▸ **GIVEN EXERCISE**
Treat the line containing "Extract the structured" as the first line and the final line of the material below as the last; reproduce that range exactly.

========================================

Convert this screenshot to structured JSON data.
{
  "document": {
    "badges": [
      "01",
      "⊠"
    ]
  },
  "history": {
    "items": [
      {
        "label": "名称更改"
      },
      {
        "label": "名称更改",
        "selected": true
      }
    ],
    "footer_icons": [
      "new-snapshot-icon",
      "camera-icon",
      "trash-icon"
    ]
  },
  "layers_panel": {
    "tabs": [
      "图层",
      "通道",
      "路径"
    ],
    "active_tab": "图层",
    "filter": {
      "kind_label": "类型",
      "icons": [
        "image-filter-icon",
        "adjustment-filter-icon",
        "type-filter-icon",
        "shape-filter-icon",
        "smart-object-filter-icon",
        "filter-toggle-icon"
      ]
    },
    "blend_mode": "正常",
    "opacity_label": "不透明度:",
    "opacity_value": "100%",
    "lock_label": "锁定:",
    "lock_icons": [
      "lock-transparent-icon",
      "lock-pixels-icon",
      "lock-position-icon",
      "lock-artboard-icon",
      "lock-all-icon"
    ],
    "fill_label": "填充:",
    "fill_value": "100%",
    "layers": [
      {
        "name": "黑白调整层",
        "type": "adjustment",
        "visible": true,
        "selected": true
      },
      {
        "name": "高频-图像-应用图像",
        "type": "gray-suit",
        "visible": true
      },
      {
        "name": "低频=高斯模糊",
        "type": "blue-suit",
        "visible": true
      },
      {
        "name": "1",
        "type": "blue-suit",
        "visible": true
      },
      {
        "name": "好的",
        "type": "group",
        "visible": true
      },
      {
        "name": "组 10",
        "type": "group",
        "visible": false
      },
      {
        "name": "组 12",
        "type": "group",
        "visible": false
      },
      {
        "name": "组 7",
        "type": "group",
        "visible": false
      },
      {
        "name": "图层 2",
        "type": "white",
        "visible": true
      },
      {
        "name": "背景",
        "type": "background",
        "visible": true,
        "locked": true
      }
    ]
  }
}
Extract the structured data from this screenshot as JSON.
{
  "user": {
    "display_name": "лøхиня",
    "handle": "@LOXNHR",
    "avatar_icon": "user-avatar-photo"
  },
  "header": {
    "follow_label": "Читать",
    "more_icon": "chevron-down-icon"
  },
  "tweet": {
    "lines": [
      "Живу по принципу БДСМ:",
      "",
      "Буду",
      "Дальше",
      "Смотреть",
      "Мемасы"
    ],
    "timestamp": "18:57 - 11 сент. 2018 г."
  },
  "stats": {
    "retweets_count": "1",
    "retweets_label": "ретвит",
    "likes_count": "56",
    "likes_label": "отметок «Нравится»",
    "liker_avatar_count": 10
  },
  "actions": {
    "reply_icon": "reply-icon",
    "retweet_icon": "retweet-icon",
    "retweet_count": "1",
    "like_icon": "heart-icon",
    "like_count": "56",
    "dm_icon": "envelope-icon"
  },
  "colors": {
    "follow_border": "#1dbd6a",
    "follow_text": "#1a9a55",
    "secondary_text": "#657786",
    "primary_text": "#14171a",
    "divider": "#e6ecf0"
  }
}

========================================

▸ **REPLY TO THE EXERCISE**
Extract the structured data from this screenshot as JSON.
{
  "user": {
    "display_name": "лøхиня",
    "handle": "@LOXNHR",
    "avatar_icon": "user-avatar-photo"
  },
  "header": {
    "follow_label": "Читать",
    "more_icon": "chevron-down-icon"
  },
  "tweet": {
    "lines": [
      "Живу по принципу БДСМ:",
      "",
      "Буду",
      "Дальше",
      "Смотреть",
      "Мемасы"
    ],
    "timestamp": "18:57 - 11 сент. 2018 г."
  },
  "stats": {
    "retweets_count": "1",
    "retweets_label": "ретвит",
    "likes_count": "56",
    "likes_label": "отметок «Нравится»",
    "liker_avatar_count": 10
  },
  "actions": {
    "reply_icon": "reply-icon",
    "retweet_icon": "retweet-icon",
    "retweet_count": "1",
    "like_icon": "heart-icon",
    "like_count": "56",
    "dm_icon": "envelope-icon"
  },
  "colors": {
    "follow_border": "#1dbd6a",
    "follow_text": "#1a9a55",
    "secondary_text": "#657786",
    "primary_text": "#14171a",
    "divider": "#e6ecf0"
  }
}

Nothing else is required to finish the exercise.